### GIVEN EXERCISE
Scan each line of the records for the word "Комсомольская" and extract the ones that have it.

[Data records]
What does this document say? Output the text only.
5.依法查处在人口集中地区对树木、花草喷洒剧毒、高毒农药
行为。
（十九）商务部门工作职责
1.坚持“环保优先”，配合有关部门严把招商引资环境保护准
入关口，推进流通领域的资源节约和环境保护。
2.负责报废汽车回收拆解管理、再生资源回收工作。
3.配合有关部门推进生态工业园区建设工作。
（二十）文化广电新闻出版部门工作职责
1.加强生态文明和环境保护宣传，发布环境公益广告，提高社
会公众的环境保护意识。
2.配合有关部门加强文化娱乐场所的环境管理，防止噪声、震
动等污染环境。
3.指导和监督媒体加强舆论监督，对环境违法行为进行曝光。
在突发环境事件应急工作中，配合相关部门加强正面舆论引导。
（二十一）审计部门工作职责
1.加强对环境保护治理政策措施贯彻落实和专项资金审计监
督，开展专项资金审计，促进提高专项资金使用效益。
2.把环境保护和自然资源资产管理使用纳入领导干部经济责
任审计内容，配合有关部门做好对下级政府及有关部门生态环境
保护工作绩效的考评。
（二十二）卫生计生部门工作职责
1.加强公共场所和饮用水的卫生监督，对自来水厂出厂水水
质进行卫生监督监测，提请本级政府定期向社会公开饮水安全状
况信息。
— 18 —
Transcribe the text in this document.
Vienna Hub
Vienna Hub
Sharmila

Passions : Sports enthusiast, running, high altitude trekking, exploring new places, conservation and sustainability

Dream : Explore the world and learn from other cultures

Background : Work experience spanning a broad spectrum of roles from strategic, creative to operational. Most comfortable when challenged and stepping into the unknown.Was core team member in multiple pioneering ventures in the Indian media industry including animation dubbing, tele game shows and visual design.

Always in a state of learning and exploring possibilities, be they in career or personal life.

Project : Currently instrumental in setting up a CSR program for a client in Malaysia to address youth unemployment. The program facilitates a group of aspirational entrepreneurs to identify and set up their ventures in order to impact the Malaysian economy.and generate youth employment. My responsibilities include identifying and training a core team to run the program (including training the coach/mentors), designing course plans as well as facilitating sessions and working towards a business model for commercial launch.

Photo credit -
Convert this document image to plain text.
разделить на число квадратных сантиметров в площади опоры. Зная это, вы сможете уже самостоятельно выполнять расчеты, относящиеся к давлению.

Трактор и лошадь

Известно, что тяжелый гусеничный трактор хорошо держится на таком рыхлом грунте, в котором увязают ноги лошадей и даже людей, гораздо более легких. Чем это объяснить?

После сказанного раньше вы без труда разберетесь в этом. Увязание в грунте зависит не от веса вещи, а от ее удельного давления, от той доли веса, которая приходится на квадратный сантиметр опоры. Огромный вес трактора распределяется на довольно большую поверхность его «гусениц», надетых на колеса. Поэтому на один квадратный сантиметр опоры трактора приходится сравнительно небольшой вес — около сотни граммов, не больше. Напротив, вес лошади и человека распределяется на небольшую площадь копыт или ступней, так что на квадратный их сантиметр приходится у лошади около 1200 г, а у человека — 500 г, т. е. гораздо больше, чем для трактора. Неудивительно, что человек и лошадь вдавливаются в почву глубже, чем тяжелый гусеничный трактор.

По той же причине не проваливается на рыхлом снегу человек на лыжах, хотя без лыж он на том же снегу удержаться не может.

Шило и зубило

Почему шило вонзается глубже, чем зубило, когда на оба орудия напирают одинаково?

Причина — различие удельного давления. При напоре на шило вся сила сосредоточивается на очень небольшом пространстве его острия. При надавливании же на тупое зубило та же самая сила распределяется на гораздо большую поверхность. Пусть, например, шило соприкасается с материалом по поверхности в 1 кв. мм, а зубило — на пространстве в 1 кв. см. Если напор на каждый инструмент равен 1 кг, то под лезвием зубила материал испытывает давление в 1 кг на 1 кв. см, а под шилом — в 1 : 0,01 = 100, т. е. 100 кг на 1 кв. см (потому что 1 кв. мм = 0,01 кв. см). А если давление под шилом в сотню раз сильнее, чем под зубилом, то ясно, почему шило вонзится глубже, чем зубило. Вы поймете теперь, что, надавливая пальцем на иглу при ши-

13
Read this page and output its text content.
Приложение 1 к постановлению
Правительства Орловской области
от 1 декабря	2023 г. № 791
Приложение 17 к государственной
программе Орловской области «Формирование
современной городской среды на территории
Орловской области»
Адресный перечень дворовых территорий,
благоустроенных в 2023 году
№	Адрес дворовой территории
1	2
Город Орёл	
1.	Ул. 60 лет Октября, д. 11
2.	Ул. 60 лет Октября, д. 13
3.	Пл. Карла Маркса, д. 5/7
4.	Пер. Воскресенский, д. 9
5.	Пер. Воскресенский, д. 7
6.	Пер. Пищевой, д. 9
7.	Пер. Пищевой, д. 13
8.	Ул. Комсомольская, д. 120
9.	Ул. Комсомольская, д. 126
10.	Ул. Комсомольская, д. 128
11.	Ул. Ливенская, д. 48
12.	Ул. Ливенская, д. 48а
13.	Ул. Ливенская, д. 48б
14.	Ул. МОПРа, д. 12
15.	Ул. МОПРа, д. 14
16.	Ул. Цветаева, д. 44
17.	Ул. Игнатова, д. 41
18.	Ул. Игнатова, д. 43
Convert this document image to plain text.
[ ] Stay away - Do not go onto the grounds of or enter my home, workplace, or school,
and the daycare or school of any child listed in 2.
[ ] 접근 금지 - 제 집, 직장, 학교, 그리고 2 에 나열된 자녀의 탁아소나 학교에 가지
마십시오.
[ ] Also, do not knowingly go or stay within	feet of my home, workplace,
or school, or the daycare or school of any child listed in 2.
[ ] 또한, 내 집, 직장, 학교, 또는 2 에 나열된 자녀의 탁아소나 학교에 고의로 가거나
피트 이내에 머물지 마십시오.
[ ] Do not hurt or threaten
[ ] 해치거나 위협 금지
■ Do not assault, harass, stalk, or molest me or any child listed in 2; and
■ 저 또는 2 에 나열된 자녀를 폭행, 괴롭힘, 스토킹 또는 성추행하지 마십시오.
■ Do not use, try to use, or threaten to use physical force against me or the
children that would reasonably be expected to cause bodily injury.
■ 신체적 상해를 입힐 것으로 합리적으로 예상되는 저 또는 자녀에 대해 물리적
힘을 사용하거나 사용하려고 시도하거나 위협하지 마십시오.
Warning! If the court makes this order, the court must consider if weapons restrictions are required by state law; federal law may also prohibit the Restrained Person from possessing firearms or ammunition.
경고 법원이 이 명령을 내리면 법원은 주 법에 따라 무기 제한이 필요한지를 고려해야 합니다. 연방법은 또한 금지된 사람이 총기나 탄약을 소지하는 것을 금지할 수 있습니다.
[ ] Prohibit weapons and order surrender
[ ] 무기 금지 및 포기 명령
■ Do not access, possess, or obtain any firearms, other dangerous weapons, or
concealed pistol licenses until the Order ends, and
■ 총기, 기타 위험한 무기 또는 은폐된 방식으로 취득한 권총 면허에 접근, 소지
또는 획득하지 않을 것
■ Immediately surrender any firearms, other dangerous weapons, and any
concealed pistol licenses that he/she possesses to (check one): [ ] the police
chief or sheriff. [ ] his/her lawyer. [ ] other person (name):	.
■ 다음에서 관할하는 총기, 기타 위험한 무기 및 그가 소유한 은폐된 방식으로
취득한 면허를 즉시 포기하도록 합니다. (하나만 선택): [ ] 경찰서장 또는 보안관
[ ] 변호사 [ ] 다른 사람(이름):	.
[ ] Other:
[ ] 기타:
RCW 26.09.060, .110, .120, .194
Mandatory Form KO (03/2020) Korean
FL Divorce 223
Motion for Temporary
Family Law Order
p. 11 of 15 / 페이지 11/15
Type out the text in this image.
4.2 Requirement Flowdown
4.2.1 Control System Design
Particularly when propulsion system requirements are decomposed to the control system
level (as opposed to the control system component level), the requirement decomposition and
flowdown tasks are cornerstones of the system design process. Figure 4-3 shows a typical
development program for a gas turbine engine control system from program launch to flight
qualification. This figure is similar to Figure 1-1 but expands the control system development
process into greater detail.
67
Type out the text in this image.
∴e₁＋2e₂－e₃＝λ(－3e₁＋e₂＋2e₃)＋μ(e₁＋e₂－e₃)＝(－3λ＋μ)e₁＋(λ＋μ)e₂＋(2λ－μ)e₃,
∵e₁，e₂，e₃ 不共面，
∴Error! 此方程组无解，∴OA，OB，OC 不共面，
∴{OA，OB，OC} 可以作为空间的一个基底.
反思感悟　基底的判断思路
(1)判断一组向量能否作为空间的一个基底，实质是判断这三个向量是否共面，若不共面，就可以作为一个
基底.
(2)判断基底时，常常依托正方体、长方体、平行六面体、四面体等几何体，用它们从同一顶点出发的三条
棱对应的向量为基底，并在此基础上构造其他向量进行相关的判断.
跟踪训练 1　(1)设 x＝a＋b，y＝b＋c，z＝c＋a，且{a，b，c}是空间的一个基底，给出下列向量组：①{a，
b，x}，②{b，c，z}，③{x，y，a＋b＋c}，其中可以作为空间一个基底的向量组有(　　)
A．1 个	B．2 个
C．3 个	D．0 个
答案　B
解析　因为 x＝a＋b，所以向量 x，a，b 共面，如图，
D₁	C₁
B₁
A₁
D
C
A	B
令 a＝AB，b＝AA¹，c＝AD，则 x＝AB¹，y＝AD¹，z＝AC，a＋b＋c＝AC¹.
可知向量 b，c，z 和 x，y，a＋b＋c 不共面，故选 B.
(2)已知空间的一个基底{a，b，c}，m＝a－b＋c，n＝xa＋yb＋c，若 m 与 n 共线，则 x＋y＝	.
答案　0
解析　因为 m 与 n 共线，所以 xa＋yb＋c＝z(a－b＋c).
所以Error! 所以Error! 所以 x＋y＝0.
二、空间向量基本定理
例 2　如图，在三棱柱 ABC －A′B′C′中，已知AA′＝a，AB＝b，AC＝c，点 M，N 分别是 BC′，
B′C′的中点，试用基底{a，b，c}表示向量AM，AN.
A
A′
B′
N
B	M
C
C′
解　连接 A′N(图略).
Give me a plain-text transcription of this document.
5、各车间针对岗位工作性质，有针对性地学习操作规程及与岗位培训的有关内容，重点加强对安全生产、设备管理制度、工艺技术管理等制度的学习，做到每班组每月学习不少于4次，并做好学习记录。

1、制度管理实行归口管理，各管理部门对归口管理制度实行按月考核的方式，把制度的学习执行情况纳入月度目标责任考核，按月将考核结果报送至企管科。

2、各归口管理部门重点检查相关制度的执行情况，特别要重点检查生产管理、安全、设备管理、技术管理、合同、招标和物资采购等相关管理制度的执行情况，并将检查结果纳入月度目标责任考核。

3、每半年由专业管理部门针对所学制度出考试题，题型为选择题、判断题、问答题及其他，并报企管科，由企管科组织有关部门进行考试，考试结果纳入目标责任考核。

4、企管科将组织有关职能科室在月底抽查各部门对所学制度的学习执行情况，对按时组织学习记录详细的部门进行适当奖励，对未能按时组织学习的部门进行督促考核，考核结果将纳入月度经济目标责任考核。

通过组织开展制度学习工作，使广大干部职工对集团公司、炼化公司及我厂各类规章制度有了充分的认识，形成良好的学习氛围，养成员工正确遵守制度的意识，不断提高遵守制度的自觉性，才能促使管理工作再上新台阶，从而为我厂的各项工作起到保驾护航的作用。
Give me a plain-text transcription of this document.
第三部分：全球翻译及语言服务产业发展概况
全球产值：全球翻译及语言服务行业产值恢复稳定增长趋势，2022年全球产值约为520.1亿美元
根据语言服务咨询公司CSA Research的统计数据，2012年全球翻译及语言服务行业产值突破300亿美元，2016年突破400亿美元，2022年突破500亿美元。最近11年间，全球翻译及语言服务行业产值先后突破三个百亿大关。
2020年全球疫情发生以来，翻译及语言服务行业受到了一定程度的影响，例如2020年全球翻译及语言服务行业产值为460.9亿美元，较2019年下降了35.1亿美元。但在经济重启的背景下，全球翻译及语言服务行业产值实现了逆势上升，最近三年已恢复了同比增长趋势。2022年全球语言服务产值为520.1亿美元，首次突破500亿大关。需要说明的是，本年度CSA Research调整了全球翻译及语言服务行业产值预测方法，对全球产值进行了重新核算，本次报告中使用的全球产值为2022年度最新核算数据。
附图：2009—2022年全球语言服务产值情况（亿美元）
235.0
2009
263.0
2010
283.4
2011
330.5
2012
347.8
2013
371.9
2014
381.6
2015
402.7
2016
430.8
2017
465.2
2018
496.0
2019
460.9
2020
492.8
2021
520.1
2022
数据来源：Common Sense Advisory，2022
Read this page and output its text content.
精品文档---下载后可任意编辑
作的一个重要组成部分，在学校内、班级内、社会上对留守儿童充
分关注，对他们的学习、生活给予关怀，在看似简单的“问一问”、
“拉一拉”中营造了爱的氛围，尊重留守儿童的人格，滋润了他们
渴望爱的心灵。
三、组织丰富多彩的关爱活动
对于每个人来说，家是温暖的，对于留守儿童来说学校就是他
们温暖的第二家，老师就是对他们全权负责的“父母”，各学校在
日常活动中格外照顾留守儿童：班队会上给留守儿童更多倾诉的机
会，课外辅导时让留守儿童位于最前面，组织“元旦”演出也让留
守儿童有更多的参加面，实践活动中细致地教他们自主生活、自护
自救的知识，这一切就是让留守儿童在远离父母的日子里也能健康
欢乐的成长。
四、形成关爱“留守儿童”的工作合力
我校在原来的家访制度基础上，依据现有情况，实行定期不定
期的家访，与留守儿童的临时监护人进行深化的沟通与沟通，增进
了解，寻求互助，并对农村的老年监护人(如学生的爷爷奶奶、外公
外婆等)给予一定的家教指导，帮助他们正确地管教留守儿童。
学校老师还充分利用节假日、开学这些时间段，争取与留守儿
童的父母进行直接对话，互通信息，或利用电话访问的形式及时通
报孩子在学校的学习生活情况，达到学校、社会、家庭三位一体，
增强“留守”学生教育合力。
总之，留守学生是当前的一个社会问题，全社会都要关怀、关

### THE REPLY
8.	Ул. Комсомольская, д. 120
9.	Ул. Комсомольская, д. 126
10.	Ул. Комсомольская, д. 128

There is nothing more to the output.